*DATA EXTRACT*.
"""
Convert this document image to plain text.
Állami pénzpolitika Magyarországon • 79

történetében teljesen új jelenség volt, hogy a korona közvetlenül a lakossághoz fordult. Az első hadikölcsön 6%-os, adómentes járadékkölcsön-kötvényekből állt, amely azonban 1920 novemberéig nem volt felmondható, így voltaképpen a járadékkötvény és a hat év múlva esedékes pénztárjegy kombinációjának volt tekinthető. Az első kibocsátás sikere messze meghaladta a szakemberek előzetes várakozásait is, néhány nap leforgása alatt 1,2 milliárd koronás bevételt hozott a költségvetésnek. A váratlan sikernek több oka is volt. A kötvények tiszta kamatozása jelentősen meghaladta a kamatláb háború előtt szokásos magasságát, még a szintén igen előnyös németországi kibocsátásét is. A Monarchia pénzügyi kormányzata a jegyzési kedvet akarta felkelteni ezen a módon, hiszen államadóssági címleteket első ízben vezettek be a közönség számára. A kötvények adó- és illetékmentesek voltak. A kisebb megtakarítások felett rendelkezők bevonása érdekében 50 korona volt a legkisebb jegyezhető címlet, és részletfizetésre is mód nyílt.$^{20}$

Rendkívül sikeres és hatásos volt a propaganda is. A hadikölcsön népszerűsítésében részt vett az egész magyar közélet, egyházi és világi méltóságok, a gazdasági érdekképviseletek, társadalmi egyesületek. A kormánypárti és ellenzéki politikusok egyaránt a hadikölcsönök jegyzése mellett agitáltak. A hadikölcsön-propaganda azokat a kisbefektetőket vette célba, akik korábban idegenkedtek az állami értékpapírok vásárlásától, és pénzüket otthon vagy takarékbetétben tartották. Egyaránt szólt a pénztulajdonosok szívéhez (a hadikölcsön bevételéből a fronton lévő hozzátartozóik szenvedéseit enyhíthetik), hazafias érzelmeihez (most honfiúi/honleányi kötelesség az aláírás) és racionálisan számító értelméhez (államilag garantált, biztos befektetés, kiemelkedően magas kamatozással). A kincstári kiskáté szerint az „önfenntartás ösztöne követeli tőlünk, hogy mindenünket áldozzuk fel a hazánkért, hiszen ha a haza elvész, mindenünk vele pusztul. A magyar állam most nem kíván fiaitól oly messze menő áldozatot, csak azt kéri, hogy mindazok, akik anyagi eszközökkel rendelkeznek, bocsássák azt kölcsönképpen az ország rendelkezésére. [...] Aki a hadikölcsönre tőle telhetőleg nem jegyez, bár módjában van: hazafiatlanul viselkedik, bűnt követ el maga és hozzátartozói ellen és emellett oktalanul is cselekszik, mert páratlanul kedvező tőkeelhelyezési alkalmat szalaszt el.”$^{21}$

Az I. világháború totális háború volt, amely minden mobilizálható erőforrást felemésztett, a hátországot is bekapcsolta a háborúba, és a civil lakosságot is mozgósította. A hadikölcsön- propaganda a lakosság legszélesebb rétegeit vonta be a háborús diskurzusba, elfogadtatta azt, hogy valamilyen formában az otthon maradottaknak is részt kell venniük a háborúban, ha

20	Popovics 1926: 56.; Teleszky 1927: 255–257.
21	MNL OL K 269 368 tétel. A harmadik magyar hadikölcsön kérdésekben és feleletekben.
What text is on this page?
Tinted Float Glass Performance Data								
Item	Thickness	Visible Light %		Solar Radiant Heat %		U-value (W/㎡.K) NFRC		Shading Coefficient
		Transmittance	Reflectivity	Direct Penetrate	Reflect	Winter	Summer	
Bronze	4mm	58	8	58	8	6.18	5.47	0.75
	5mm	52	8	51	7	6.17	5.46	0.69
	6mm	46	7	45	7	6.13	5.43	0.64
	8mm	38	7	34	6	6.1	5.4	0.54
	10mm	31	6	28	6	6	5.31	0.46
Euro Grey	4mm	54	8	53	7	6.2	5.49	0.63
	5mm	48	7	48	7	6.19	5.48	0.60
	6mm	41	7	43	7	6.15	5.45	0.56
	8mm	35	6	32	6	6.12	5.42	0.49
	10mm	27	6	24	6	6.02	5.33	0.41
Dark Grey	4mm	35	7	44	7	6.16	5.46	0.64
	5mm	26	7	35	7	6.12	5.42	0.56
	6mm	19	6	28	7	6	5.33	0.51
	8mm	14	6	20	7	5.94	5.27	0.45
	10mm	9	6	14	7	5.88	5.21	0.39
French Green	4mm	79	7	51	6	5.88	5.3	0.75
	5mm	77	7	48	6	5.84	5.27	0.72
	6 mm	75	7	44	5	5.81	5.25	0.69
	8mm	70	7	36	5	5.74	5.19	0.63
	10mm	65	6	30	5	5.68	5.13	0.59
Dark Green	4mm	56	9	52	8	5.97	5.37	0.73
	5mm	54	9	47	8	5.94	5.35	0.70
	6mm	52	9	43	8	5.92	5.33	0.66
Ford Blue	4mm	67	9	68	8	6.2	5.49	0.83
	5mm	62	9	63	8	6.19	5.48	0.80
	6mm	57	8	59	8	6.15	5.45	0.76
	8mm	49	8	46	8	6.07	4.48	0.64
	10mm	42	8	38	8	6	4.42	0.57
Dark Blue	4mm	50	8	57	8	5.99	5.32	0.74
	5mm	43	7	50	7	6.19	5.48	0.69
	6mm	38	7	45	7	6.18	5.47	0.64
"""
Search the data above for the string "text" and return every line that has it.

Convert this document image to plain text.
What text is on this page?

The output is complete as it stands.